__WORK ORDER__
Nothing but a full, exact copy of the data is needed.

__THE INPUT__
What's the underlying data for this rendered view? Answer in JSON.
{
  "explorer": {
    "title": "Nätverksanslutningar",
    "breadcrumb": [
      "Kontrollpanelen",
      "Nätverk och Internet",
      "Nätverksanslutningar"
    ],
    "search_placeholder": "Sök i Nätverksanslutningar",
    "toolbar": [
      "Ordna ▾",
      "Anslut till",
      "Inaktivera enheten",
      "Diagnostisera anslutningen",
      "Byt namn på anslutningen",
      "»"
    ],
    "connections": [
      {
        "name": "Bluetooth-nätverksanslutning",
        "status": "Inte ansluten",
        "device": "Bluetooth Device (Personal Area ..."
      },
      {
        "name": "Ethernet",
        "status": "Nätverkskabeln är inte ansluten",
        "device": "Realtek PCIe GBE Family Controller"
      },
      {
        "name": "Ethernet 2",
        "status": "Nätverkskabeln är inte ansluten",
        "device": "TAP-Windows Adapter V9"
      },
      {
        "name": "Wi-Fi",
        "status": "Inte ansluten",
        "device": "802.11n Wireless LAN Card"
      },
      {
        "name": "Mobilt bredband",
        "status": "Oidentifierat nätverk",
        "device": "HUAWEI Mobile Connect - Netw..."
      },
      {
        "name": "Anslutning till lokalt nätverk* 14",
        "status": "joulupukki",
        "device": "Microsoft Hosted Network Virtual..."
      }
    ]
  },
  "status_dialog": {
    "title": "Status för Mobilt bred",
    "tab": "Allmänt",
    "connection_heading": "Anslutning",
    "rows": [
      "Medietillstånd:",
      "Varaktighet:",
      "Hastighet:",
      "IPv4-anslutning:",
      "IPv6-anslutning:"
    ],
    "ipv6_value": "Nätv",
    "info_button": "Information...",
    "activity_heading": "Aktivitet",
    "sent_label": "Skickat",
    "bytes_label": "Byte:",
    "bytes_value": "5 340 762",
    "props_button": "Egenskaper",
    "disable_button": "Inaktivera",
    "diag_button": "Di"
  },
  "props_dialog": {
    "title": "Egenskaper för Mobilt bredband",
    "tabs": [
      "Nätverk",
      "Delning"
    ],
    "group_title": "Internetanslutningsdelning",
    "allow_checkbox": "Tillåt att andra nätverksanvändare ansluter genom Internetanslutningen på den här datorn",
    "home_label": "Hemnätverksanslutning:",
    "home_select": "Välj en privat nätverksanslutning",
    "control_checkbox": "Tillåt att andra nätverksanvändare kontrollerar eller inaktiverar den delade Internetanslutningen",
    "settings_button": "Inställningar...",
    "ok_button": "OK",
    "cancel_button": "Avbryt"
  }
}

__ANSWER BOX__
What's the underlying data for this rendered view? Answer in JSON.
{
  "explorer": {
    "title": "Nätverksanslutningar",
    "breadcrumb": [
      "Kontrollpanelen",
      "Nätverk och Internet",
      "Nätverksanslutningar"
    ],
    "search_placeholder": "Sök i Nätverksanslutningar",
    "toolbar": [
      "Ordna ▾",
      "Anslut till",
      "Inaktivera enheten",
      "Diagnostisera anslutningen",
      "Byt namn på anslutningen",
      "»"
    ],
    "connections": [
      {
        "name": "Bluetooth-nätverksanslutning",
        "status": "Inte ansluten",
        "device": "Bluetooth Device (Personal Area ..."
      },
      {
        "name": "Ethernet",
        "status": "Nätverkskabeln är inte ansluten",
        "device": "Realtek PCIe GBE Family Controller"
      },
      {
        "name": "Ethernet 2",
        "status": "Nätverkskabeln är inte ansluten",
        "device": "TAP-Windows Adapter V9"
      },
      {
        "name": "Wi-Fi",
        "status": "Inte ansluten",
        "device": "802.11n Wireless LAN Card"
      },
      {
        "name": "Mobilt bredband",
        "status": "Oidentifierat nätverk",
        "device": "HUAWEI Mobile Connect - Netw..."
      },
      {
        "name": "Anslutning till lokalt nätverk* 14",
        "status": "joulupukki",
        "device": "Microsoft Hosted Network Virtual..."
      }
    ]
  },
  "status_dialog": {
    "title": "Status för Mobilt bred",
    "tab": "Allmänt",
    "connection_heading": "Anslutning",
    "rows": [
      "Medietillstånd:",
      "Varaktighet:",
      "Hastighet:",
      "IPv4-anslutning:",
      "IPv6-anslutning:"
    ],
    "ipv6_value": "Nätv",
    "info_button": "Information...",
    "activity_heading": "Aktivitet",
    "sent_label": "Skickat",
    "bytes_label": "Byte:",
    "bytes_value": "5 340 762",
    "props_button": "Egenskaper",
    "disable_button": "Inaktivera",
    "diag_button": "Di"
  },
  "props_dialog": {
    "title": "Egenskaper för Mobilt bredband",
    "tabs": [
      "Nätverk",
      "Delning"
    ],
    "group_title": "Internetanslutningsdelning",
    "allow_checkbox": "Tillåt att andra nätverksanvändare ansluter genom Internetanslutningen på den här datorn",
    "home_label": "Hemnätverksanslutning:",
    "home_select": "Välj en privat nätverksanslutning",
    "control_checkbox": "Tillåt att andra nätverksanvändare kontrollerar eller inaktiverar den delade Internetanslutningen",
    "settings_button": "Inställningar...",
    "ok_button": "OK",
    "cancel_button": "Avbryt"
  }
}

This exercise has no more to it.